Take the material below and write it all out again exactly.

___ Information given

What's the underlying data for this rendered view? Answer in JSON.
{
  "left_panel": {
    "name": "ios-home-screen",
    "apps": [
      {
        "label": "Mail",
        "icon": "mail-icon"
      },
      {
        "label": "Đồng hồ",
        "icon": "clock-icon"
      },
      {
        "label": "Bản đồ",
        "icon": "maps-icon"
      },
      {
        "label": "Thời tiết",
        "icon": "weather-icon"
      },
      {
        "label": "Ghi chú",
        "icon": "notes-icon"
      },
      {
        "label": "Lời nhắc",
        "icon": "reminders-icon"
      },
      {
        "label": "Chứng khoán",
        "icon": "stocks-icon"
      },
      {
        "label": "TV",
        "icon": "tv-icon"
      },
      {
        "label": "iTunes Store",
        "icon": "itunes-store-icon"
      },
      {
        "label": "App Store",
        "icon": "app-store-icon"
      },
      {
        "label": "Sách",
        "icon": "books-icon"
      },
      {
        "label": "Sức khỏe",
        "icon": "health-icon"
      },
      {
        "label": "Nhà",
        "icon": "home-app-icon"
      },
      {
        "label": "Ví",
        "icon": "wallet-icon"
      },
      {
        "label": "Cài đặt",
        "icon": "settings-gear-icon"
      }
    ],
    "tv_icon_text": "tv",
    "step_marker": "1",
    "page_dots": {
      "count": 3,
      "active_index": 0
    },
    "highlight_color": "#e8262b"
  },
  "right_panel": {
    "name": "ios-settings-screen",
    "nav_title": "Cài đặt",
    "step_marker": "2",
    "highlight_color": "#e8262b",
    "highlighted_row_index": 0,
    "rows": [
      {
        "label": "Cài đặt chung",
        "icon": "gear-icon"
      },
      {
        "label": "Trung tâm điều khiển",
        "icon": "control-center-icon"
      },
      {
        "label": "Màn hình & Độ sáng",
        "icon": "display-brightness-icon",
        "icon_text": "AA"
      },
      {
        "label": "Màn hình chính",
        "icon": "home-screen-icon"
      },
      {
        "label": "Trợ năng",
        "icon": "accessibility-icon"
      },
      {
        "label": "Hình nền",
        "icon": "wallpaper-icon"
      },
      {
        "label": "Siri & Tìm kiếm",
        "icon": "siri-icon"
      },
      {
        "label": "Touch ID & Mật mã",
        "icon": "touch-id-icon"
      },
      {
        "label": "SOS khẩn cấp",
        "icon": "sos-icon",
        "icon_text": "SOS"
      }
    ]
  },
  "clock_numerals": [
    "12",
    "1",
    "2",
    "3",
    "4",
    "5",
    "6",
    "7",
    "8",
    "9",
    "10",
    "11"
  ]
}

______

Final answer:
What's the underlying data for this rendered view? Answer in JSON.
{
  "left_panel": {
    "name": "ios-home-screen",
    "apps": [
      {
        "label": "Mail",
        "icon": "mail-icon"
      },
      {
        "label": "Đồng hồ",
        "icon": "clock-icon"
      },
      {
        "label": "Bản đồ",
        "icon": "maps-icon"
      },
      {
        "label": "Thời tiết",
        "icon": "weather-icon"
      },
      {
        "label": "Ghi chú",
        "icon": "notes-icon"
      },
      {
        "label": "Lời nhắc",
        "icon": "reminders-icon"
      },
      {
        "label": "Chứng khoán",
        "icon": "stocks-icon"
      },
      {
        "label": "TV",
        "icon": "tv-icon"
      },
      {
        "label": "iTunes Store",
        "icon": "itunes-store-icon"
      },
      {
        "label": "App Store",
        "icon": "app-store-icon"
      },
      {
        "label": "Sách",
        "icon": "books-icon"
      },
      {
        "label": "Sức khỏe",
        "icon": "health-icon"
      },
      {
        "label": "Nhà",
        "icon": "home-app-icon"
      },
      {
        "label": "Ví",
        "icon": "wallet-icon"
      },
      {
        "label": "Cài đặt",
        "icon": "settings-gear-icon"
      }
    ],
    "tv_icon_text": "tv",
    "step_marker": "1",
    "page_dots": {
      "count": 3,
      "active_index": 0
    },
    "highlight_color": "#e8262b"
  },
  "right_panel": {
    "name": "ios-settings-screen",
    "nav_title": "Cài đặt",
    "step_marker": "2",
    "highlight_color": "#e8262b",
    "highlighted_row_index": 0,
    "rows": [
      {
        "label": "Cài đặt chung",
        "icon": "gear-icon"
      },
      {
        "label": "Trung tâm điều khiển",
        "icon": "control-center-icon"
      },
      {
        "label": "Màn hình & Độ sáng",
        "icon": "display-brightness-icon",
        "icon_text": "AA"
      },
      {
        "label": "Màn hình chính",
        "icon": "home-screen-icon"
      },
      {
        "label": "Trợ năng",
        "icon": "accessibility-icon"
      },
      {
        "label": "Hình nền",
        "icon": "wallpaper-icon"
      },
      {
        "label": "Siri & Tìm kiếm",
        "icon": "siri-icon"
      },
      {
        "label": "Touch ID & Mật mã",
        "icon": "touch-id-icon"
      },
      {
        "label": "SOS khẩn cấp",
        "icon": "sos-icon",
        "icon_text": "SOS"
      }
    ]
  },
  "clock_numerals": [
    "12",
    "1",
    "2",
    "3",
    "4",
    "5",
    "6",
    "7",
    "8",
    "9",
    "10",
    "11"
  ]
}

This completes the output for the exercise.